Update the lines from the first one through the line containing "search-scope-select[interactable]: All ▼: [753, 113, 843, 129]", replacing "spotlight" with "highlight" and leaving everything else unchanged.

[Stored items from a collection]
━━━━
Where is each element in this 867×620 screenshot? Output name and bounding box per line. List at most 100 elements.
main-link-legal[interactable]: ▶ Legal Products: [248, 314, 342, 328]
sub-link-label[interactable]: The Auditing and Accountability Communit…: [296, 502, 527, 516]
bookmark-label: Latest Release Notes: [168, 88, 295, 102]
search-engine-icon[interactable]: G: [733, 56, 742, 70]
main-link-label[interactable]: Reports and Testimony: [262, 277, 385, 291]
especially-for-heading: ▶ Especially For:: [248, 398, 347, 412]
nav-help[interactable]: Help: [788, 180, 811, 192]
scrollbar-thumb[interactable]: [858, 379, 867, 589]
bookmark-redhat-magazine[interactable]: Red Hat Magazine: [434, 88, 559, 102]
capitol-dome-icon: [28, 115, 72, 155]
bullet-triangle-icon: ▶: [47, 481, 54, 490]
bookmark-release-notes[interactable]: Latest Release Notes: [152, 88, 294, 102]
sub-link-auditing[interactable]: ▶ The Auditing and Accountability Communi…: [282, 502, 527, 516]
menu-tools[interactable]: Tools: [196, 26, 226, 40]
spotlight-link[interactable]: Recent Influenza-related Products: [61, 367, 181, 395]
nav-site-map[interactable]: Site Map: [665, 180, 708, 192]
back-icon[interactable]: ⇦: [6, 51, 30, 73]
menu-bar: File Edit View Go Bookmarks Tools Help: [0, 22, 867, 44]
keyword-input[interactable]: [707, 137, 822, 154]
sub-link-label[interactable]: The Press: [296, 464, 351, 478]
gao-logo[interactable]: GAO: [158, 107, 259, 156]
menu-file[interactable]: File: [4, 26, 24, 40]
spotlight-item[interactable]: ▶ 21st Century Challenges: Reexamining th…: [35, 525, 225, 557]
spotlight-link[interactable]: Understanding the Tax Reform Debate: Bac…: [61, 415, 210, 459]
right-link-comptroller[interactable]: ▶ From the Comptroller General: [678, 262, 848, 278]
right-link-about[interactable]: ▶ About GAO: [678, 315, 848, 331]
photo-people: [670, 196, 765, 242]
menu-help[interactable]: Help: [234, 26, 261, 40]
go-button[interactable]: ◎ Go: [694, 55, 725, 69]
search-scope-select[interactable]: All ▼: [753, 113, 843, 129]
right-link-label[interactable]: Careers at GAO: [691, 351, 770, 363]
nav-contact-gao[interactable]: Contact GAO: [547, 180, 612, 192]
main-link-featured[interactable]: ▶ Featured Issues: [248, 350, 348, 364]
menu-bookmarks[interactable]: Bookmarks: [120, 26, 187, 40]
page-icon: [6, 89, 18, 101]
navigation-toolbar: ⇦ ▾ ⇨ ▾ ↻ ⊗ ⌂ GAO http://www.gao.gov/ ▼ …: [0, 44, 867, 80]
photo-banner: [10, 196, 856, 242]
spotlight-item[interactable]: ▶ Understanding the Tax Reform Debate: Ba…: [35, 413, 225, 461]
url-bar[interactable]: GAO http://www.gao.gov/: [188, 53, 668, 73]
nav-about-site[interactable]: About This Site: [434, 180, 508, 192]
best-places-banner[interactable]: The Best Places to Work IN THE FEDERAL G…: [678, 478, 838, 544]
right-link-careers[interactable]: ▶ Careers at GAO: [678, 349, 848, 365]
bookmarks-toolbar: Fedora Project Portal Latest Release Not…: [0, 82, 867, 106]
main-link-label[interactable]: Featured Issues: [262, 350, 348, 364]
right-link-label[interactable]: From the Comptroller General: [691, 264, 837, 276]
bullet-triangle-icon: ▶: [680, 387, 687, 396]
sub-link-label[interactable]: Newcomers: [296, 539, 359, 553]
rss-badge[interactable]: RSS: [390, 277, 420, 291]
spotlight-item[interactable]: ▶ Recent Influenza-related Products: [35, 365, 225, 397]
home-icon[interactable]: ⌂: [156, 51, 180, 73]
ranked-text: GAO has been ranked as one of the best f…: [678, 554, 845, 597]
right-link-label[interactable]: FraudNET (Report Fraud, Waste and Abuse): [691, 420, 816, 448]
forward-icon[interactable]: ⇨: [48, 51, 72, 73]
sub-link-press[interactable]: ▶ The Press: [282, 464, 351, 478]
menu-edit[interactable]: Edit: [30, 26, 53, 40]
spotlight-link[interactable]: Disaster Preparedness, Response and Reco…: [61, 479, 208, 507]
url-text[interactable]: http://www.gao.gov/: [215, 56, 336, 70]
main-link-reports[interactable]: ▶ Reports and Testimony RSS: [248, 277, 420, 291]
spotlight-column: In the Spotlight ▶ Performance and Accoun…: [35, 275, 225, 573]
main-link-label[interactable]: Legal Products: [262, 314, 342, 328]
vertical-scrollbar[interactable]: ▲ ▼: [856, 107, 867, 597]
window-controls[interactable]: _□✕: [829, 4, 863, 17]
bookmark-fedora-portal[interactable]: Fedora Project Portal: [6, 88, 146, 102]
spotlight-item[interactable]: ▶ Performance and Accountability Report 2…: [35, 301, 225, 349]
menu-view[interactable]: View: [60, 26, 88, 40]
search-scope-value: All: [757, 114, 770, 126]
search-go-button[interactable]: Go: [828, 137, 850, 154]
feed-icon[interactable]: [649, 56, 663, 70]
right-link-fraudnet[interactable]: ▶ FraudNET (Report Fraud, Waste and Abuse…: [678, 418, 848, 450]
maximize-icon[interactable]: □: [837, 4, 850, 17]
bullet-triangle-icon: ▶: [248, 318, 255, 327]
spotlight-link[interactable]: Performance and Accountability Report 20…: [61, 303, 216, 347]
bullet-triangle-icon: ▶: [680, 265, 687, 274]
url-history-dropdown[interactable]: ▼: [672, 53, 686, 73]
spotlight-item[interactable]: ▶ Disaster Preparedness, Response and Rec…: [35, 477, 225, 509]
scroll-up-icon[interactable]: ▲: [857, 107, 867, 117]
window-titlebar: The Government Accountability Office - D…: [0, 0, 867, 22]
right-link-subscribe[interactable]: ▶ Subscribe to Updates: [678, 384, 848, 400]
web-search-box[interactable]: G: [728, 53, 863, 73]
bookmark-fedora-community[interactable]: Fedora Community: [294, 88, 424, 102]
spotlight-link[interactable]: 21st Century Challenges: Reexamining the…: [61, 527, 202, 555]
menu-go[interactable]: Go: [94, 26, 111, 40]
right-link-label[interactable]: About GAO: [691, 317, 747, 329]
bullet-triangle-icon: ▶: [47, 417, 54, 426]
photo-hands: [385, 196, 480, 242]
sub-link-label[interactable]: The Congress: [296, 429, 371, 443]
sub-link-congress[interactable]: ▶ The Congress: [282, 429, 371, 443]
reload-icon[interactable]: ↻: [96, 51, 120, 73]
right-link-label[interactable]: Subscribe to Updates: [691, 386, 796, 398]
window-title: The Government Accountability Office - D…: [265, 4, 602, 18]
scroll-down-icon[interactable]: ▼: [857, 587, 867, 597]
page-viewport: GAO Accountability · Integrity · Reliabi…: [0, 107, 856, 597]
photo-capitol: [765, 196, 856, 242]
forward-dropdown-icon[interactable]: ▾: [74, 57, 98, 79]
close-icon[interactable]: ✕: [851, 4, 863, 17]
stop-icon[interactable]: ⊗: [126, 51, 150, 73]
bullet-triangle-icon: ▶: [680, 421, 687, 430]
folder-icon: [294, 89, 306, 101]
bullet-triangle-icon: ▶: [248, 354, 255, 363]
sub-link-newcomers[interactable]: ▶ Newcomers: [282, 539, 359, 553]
━━━━
Complete output:
Where is each element in this 867×620 screenshot? Output name and bounding box per line. List at most 100 elements.
main-link-legal[interactable]: ▶ Legal Products: [248, 314, 342, 328]
sub-link-label[interactable]: The Auditing and Accountability Communit…: [296, 502, 527, 516]
bookmark-label: Latest Release Notes: [168, 88, 295, 102]
search-engine-icon[interactable]: G: [733, 56, 742, 70]
main-link-label[interactable]: Reports and Testimony: [262, 277, 385, 291]
especially-for-heading: ▶ Especially For:: [248, 398, 347, 412]
nav-help[interactable]: Help: [788, 180, 811, 192]
scrollbar-thumb[interactable]: [858, 379, 867, 589]
bookmark-redhat-magazine[interactable]: Red Hat Magazine: [434, 88, 559, 102]
capitol-dome-icon: [28, 115, 72, 155]
bullet-triangle-icon: ▶: [47, 481, 54, 490]
bookmark-release-notes[interactable]: Latest Release Notes: [152, 88, 294, 102]
sub-link-auditing[interactable]: ▶ The Auditing and Accountability Communi…: [282, 502, 527, 516]
menu-tools[interactable]: Tools: [196, 26, 226, 40]
highlight-link[interactable]: Recent Influenza-related Products: [61, 367, 181, 395]
nav-site-map[interactable]: Site Map: [665, 180, 708, 192]
back-icon[interactable]: ⇦: [6, 51, 30, 73]
menu-bar: File Edit View Go Bookmarks Tools Help: [0, 22, 867, 44]
keyword-input[interactable]: [707, 137, 822, 154]
sub-link-label[interactable]: The Press: [296, 464, 351, 478]
gao-logo[interactable]: GAO: [158, 107, 259, 156]
menu-file[interactable]: File: [4, 26, 24, 40]
highlight-item[interactable]: ▶ 21st Century Challenges: Reexamining th…: [35, 525, 225, 557]
highlight-link[interactable]: Understanding the Tax Reform Debate: Bac…: [61, 415, 210, 459]
right-link-comptroller[interactable]: ▶ From the Comptroller General: [678, 262, 848, 278]
right-link-about[interactable]: ▶ About GAO: [678, 315, 848, 331]
photo-people: [670, 196, 765, 242]
menu-help[interactable]: Help: [234, 26, 261, 40]
go-button[interactable]: ◎ Go: [694, 55, 725, 69]
search-scope-select[interactable]: All ▼: [753, 113, 843, 129]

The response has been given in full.